__Given task 1__.
Copy the part of the trigonometry thread that opens with the words containing "I need some" and closes with "really thankful! :)", keeping every character unchanged.

I need some help with this exercise.
Given that $$\tan\alpha=2$$ calculate the value of: $$\frac{\sin^{3}\alpha - 2\cos^{3}\alpha + 3\cos\alpha}{3\sin\alpha +2\cos\alpha}$$
I've tried everything but I always end up having something irreducible in the end. Maybe this is an easy question, but I'm new at trigonometry. If anyone can help me by providing a step-by-step solution to this, I would be really thankful! :)
On
Notice $\boxed{\sin \alpha = 2\cos \alpha}$ and $$\cos ^2\alpha = {1\over 1+\tan^2\alpha} ={1\over 5}$$ so we have $$\frac{\sin^{3}\alpha - 2\cos^{3}\alpha + 3\cos\alpha}{3\sin\alpha +2\cos\alpha}=\frac{8\cos^{3}\alpha - 2\cos^{3}\alpha + 3\cos\alpha}{6\cos\alpha +2\cos\alpha}$$
$$= \frac{6\cos^{3}\alpha + 3\cos\alpha}{8\cos\alpha} = \frac{6\cos^{2}\alpha + 3}{8} = {21\over 40}$$
On
$$\frac{\sin^{3}\alpha - 2\cos^{3}\alpha + 3\cos\alpha}{3\sin\alpha +2\cos\alpha}=\frac{\tan^{3}\alpha - 2+ 3\sec^2\alpha}{(3\tan\alpha +2)\sec^2\alpha}$$
where $$\sec^2\alpha=\tan^2\alpha+1.$$
Hence $$\frac{21}{40}.$$
On
Note that
$$\tan \alpha = \frac{\sin \alpha}{\cos \alpha}$$
Thus if
$$\tan \alpha = 2$$
then
$$\sin \alpha = 2 \cos \alpha$$
Now just plug for sine
$$\frac{\sin^3 \alpha - 2 \cos^3 \alpha + 3 \cos \alpha}{3 \sin \alpha + 2 \cos \alpha} = \frac{8 \cos^3 \alpha - 2 \cos^3 \alpha + 3 \cos \alpha}{6 \cos \alpha + 2 \cos \alpha}$$
which then simplifies to
$$\frac{6 \cos^3 \alpha + 3 \cos \alpha}{8 \cos \alpha} = \frac{1}{8} [6 \cos^2 \alpha + 3]$$
Now note that
$$\frac{1}{\cos \alpha} = \sec \alpha$$
and we have the trigonometric identity
$$1 + \tan^2 \alpha = \sec^2 \alpha$$
thus $$\sec^2 \alpha = 1 + (2)^2 = 1 + 4 = 5$$ and thus $\cos^2 \alpha = \frac{1}{5}$. Thus we can plug that into the prior expression to get
$$\frac{\sin^3 \alpha - 2 \cos^3 \alpha + 3 \cos \alpha}{3 \sin \alpha + 2 \cos \alpha} = \frac{1}{8} [6 \cos^2 \alpha + 3] = \frac{1}{8} [6 \frac{1}{5} + 3] = \frac{21}{40}$$.

__Given task 2__.
Please rewrite the records from the line containing "value-large-company: 44.0 —" through the line containing "table-row: 20 レクリエーション", replacing "row-label" with "row-name" and leaving all else unchanged. Return only those lines.

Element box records
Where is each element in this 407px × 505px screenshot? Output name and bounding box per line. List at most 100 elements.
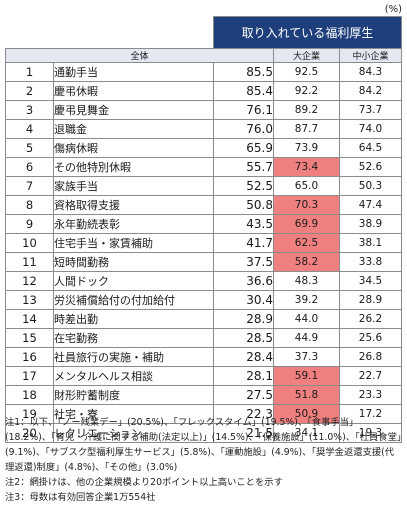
value-large-company: 44.0 — [273, 309, 340, 329]
value-small-company: 73.7 — [339, 100, 402, 120]
value-small-company: 26.2 — [339, 309, 402, 329]
row-label: 財形貯蓄制度 — [53, 385, 214, 405]
header-all: 全体 — [5, 48, 274, 63]
value-small-company: 84.2 — [339, 81, 402, 101]
table-row: 20 レクリエーション 21.5 34.1 19.3 — [5, 423, 402, 443]
row-number: 2 — [5, 81, 54, 101]
row-label: 住宅手当・家賃補助 — [53, 233, 214, 253]
row-number: 3 — [5, 100, 54, 120]
value-all: 85.5 — [213, 62, 274, 82]
row-number: 12 — [5, 271, 54, 291]
value-small-company: 23.3 — [339, 385, 402, 405]
value-small-company: 34.5 — [339, 271, 402, 291]
note-2: 注2：網掛けは、他の企業規模より20ポイント以上高いことを示す — [5, 477, 283, 488]
blank-corner — [5, 16, 214, 49]
header-large-company: 大企業 — [273, 48, 340, 63]
row-number: 6 — [5, 157, 54, 177]
table-body: 1 通勤手当 85.5 92.5 84.3 2 慶弔休暇 85.4 92.2 84.2 3 慶弔見舞金… — [5, 62, 402, 443]
row-number: 11 — [5, 252, 54, 272]
row-label: 永年勤続表彰 — [53, 214, 214, 234]
value-large-company: 39.2 — [273, 290, 340, 310]
value-large-company: 69.9 — [273, 214, 340, 234]
table-row: 3 慶弔見舞金 76.1 89.2 73.7 — [5, 100, 402, 120]
value-all: 85.4 — [213, 81, 274, 101]
row-label: 時差出勤 — [53, 309, 214, 329]
row-label: 慶弔休暇 — [53, 81, 214, 101]
table-row: 8 資格取得支援 50.8 70.3 47.4 — [5, 195, 402, 215]
value-large-company: 62.5 — [273, 233, 340, 253]
value-large-company: 73.4 — [273, 157, 340, 177]
table-row: 15 在宅勤務 28.5 44.9 25.6 — [5, 328, 402, 348]
value-all: 76.0 — [213, 119, 274, 139]
value-small-company: 33.8 — [339, 252, 402, 272]
value-all: 28.9 — [213, 309, 274, 329]
row-number: 14 — [5, 309, 54, 329]
value-large-company: 70.3 — [273, 195, 340, 215]
value-all: 28.1 — [213, 366, 274, 386]
value-large-company: 92.5 — [273, 62, 340, 82]
row-number: 8 — [5, 195, 54, 215]
value-large-company: 65.0 — [273, 176, 340, 196]
row-label: 短時間勤務 — [53, 252, 214, 272]
row-label: 労災補償給付の付加給付 — [53, 290, 214, 310]
table-row: 10 住宅手当・家賃補助 41.7 62.5 38.1 — [5, 233, 402, 253]
row-number: 9 — [5, 214, 54, 234]
value-large-company: 37.3 — [273, 347, 340, 367]
value-large-company: 89.2 — [273, 100, 340, 120]
row-number: 13 — [5, 290, 54, 310]
row-label: 人間ドック — [53, 271, 214, 291]
row-number: 5 — [5, 138, 54, 158]
row-label: その他特別休暇 — [53, 157, 214, 177]
value-all: 41.7 — [213, 233, 274, 253]
value-all: 76.1 — [213, 100, 274, 120]
value-large-company: 59.1 — [273, 366, 340, 386]
row-label: 退職金 — [53, 119, 214, 139]
value-small-company: 25.6 — [339, 328, 402, 348]
row-number: 15 — [5, 328, 54, 348]
value-all: 30.4 — [213, 290, 274, 310]
table-row: 14 時差出勤 28.9 44.0 26.2 — [5, 309, 402, 329]
row-number: 20 — [5, 423, 54, 443]
value-small-company: 64.5 — [339, 138, 402, 158]
row-label: 在宅勤務 — [53, 328, 214, 348]
row-number: 17 — [5, 366, 54, 386]
value-all: 28.4 — [213, 347, 274, 367]
value-small-company: 19.3 — [339, 423, 402, 443]
value-large-company: 48.3 — [273, 271, 340, 291]
value-all: 43.5 — [213, 214, 274, 234]
row-number: 4 — [5, 119, 54, 139]
value-small-company: 22.7 — [339, 366, 402, 386]
unit-label: (%) — [384, 4, 402, 15]
value-large-company: 58.2 — [273, 252, 340, 272]
value-small-company: 47.4 — [339, 195, 402, 215]
table-row: 17 メンタルヘルス相談 28.1 59.1 22.7 — [5, 366, 402, 386]
value-all: 21.5 — [213, 423, 274, 443]
row-label: 家族手当 — [53, 176, 214, 196]
value-small-company: 38.1 — [339, 233, 402, 253]
value-large-company: 73.9 — [273, 138, 340, 158]
table-row: 9 永年勤続表彰 43.5 69.9 38.9 — [5, 214, 402, 234]
value-small-company: 52.6 — [339, 157, 402, 177]
row-label: 慶弔見舞金 — [53, 100, 214, 120]
note-3: 注3：母数は有効回答企業1万554社 — [5, 492, 156, 503]
header-small-company: 中小企業 — [339, 48, 402, 63]
value-all: 52.5 — [213, 176, 274, 196]
value-small-company: 26.8 — [339, 347, 402, 367]
table-row: 7 家族手当 52.5 65.0 50.3 — [5, 176, 402, 196]
row-label: 傷病休暇 — [53, 138, 214, 158]
value-large-company: 92.2 — [273, 81, 340, 101]
row-number: 7 — [5, 176, 54, 196]
benefits-table: 取り入れている福利厚生 全体 大企業 中小企業 1 通勤手当 85.5 92.5 84.… — [5, 16, 402, 443]
value-all: 28.5 — [213, 328, 274, 348]
value-large-company: 87.7 — [273, 119, 340, 139]
value-all: 36.6 — [213, 271, 274, 291]
value-all: 27.5 — [213, 385, 274, 405]
table-title: 取り入れている福利厚生 — [213, 16, 402, 49]
table-row: 12 人間ドック 36.6 48.3 34.5 — [5, 271, 402, 291]
value-small-company: 50.3 — [339, 176, 402, 196]
row-label: メンタルヘルス相談 — [53, 366, 214, 386]
table-row: 6 その他特別休暇 55.7 73.4 52.6 — [5, 157, 402, 177]
value-large-company: 51.8 — [273, 385, 340, 405]
table-row: 18 財形貯蓄制度 27.5 51.8 23.3 — [5, 385, 402, 405]
value-all: 37.5 — [213, 252, 274, 272]
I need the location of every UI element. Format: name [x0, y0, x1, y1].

__Result 1__.
I need some help with this exercise.
Given that $$\tan\alpha=2$$ calculate the value of: $$\frac{\sin^{3}\alpha - 2\cos^{3}\alpha + 3\cos\alpha}{3\sin\alpha +2\cos\alpha}$$
I've tried everything but I always end up having something irreducible in the end. Maybe this is an easy question, but I'm new at trigonometry. If anyone can help me by providing a step-by-step solution to this, I would be really thankful! :)

__Result 2__.
value-large-company: 44.0 — [273, 309, 340, 329]
value-small-company: 73.7 — [339, 100, 402, 120]
value-small-company: 26.2 — [339, 309, 402, 329]
row-name: 財形貯蓄制度 — [53, 385, 214, 405]
header-all: 全体 — [5, 48, 274, 63]
value-small-company: 84.2 — [339, 81, 402, 101]
table-row: 20 レクリエーション 21.5 34.1 19.3 — [5, 423, 402, 443]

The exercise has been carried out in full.